Task brief:
Write the data out again, exactly as given.

Records:
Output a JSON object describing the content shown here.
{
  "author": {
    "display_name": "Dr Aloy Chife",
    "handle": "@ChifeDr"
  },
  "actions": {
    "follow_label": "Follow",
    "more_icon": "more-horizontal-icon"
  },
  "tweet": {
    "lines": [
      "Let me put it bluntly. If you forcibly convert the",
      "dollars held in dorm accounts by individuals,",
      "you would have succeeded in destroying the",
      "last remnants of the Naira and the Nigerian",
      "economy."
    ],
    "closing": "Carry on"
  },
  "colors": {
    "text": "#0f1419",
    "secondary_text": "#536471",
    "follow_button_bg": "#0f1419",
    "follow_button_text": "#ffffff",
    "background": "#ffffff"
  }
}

The result:
Output a JSON object describing the content shown here.
{
  "author": {
    "display_name": "Dr Aloy Chife",
    "handle": "@ChifeDr"
  },
  "actions": {
    "follow_label": "Follow",
    "more_icon": "more-horizontal-icon"
  },
  "tweet": {
    "lines": [
      "Let me put it bluntly. If you forcibly convert the",
      "dollars held in dorm accounts by individuals,",
      "you would have succeeded in destroying the",
      "last remnants of the Naira and the Nigerian",
      "economy."
    ],
    "closing": "Carry on"
  },
  "colors": {
    "text": "#0f1419",
    "secondary_text": "#536471",
    "follow_button_bg": "#0f1419",
    "follow_button_text": "#ffffff",
    "background": "#ffffff"
  }
}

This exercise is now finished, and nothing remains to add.